• **YOUR GOAL**
Please write the listing below out again exactly, leaving every picture behind.

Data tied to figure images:
· · ·

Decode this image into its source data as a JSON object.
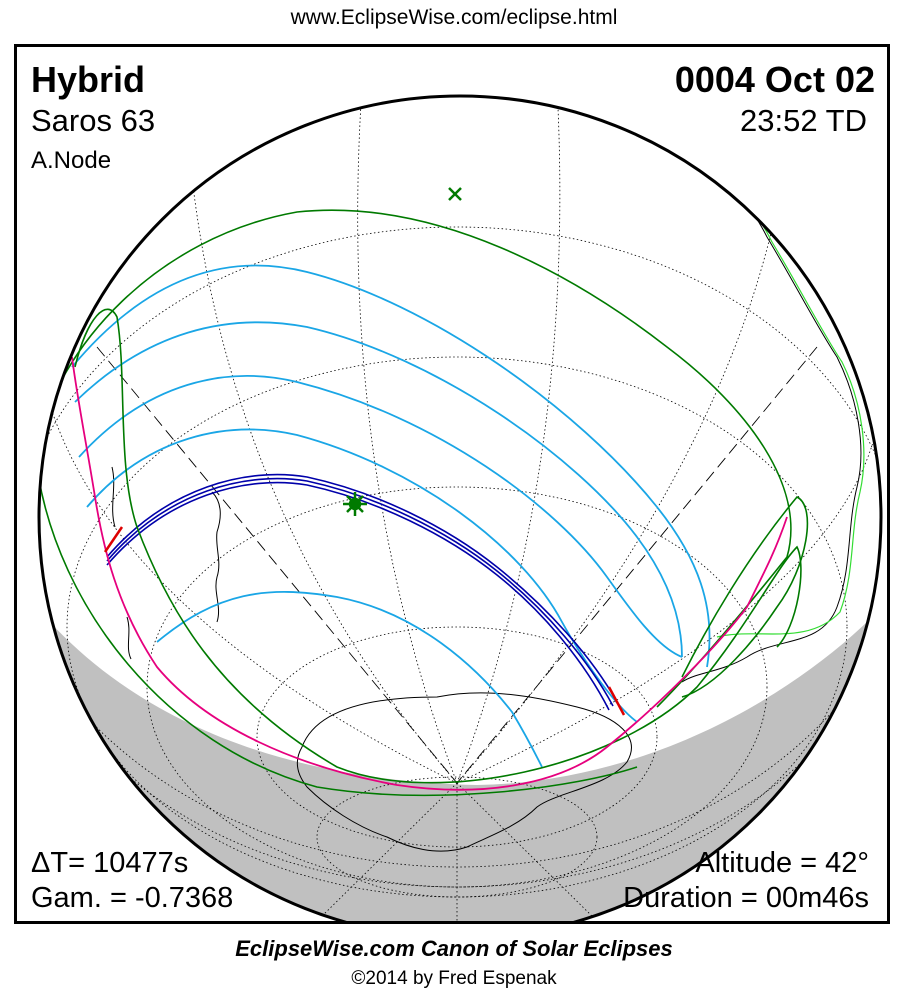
{
  "header": {
    "url": "www.EclipseWise.com/eclipse.html"
  },
  "eclipse": {
    "type": "Hybrid",
    "saros": "Saros  63",
    "node": "A.Node",
    "date": "0004 Oct 02",
    "time": "23:52 TD",
    "delta_t": "ΔT=  10477s",
    "gamma": "Gam. = -0.7368",
    "altitude": "Altitude = 42°",
    "duration": "Duration = 00m46s"
  },
  "footer": {
    "canon": "EclipseWise.com Canon of Solar Eclipses",
    "copyright": "©2014 by Fred Espenak"
  },
  "colors": {
    "penumbra": "#007a00",
    "partial_lines": "#1aa6e6",
    "central_path": "#0000aa",
    "rise_set": "#e6007e",
    "limit_marks": "#dd0000",
    "night": "#c0c0c0",
    "coastline_highlight": "#33dd33",
    "greatest_eclipse": "#007a00"
  },
  "icons": {
    "greatest_eclipse": "star-marker",
    "subsolar_point": "x-marker"
  }
}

· · ·

• **RESULT BELOW**
Decode this image into its source data as a JSON object.
{
  "header": {
    "url": "www.EclipseWise.com/eclipse.html"
  },
  "eclipse": {
    "type": "Hybrid",
    "saros": "Saros  63",
    "node": "A.Node",
    "date": "0004 Oct 02",
    "time": "23:52 TD",
    "delta_t": "ΔT=  10477s",
    "gamma": "Gam. = -0.7368",
    "altitude": "Altitude = 42°",
    "duration": "Duration = 00m46s"
  },
  "footer": {
    "canon": "EclipseWise.com Canon of Solar Eclipses",
    "copyright": "©2014 by Fred Espenak"
  },
  "colors": {
    "penumbra": "#007a00",
    "partial_lines": "#1aa6e6",
    "central_path": "#0000aa",
    "rise_set": "#e6007e",
    "limit_marks": "#dd0000",
    "night": "#c0c0c0",
    "coastline_highlight": "#33dd33",
    "greatest_eclipse": "#007a00"
  },
  "icons": {
    "greatest_eclipse": "star-marker",
    "subsolar_point": "x-marker"
  }
}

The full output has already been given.